== WRITTEN EXERCISE ==
Write the material out again exactly as it stands.

Data excerpts:
+++

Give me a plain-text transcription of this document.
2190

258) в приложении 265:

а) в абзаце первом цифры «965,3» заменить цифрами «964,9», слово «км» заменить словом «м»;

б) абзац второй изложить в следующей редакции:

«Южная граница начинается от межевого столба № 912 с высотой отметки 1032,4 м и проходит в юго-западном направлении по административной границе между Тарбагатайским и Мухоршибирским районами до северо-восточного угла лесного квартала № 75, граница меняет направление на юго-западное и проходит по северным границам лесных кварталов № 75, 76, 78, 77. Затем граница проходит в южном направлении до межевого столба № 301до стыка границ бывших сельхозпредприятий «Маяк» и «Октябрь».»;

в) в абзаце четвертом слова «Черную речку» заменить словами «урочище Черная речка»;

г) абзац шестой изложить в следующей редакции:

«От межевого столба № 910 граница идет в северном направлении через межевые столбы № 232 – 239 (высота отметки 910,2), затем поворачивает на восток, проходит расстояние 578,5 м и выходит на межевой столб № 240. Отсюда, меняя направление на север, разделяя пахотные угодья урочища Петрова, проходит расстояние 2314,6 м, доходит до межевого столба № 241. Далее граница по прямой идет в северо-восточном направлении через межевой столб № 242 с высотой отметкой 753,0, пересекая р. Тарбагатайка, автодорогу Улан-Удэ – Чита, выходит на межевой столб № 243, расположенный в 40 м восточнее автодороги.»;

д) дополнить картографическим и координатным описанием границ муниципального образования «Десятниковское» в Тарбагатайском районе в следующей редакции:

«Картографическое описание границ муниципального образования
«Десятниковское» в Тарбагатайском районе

+++

== EXERCISE OUTPUT ==
Give me a plain-text transcription of this document.
2190

258) в приложении 265:

а) в абзаце первом цифры «965,3» заменить цифрами «964,9», слово «км» заменить словом «м»;

б) абзац второй изложить в следующей редакции:

«Южная граница начинается от межевого столба № 912 с высотой отметки 1032,4 м и проходит в юго-западном направлении по административной границе между Тарбагатайским и Мухоршибирским районами до северо-восточного угла лесного квартала № 75, граница меняет направление на юго-западное и проходит по северным границам лесных кварталов № 75, 76, 78, 77. Затем граница проходит в южном направлении до межевого столба № 301до стыка границ бывших сельхозпредприятий «Маяк» и «Октябрь».»;

в) в абзаце четвертом слова «Черную речку» заменить словами «урочище Черная речка»;

г) абзац шестой изложить в следующей редакции:

«От межевого столба № 910 граница идет в северном направлении через межевые столбы № 232 – 239 (высота отметки 910,2), затем поворачивает на восток, проходит расстояние 578,5 м и выходит на межевой столб № 240. Отсюда, меняя направление на север, разделяя пахотные угодья урочища Петрова, проходит расстояние 2314,6 м, доходит до межевого столба № 241. Далее граница по прямой идет в северо-восточном направлении через межевой столб № 242 с высотой отметкой 753,0, пересекая р. Тарбагатайка, автодорогу Улан-Удэ – Чита, выходит на межевой столб № 243, расположенный в 40 м восточнее автодороги.»;

д) дополнить картографическим и координатным описанием границ муниципального образования «Десятниковское» в Тарбагатайском районе в следующей редакции:

«Картографическое описание границ муниципального образования
«Десятниковское» в Тарбагатайском районе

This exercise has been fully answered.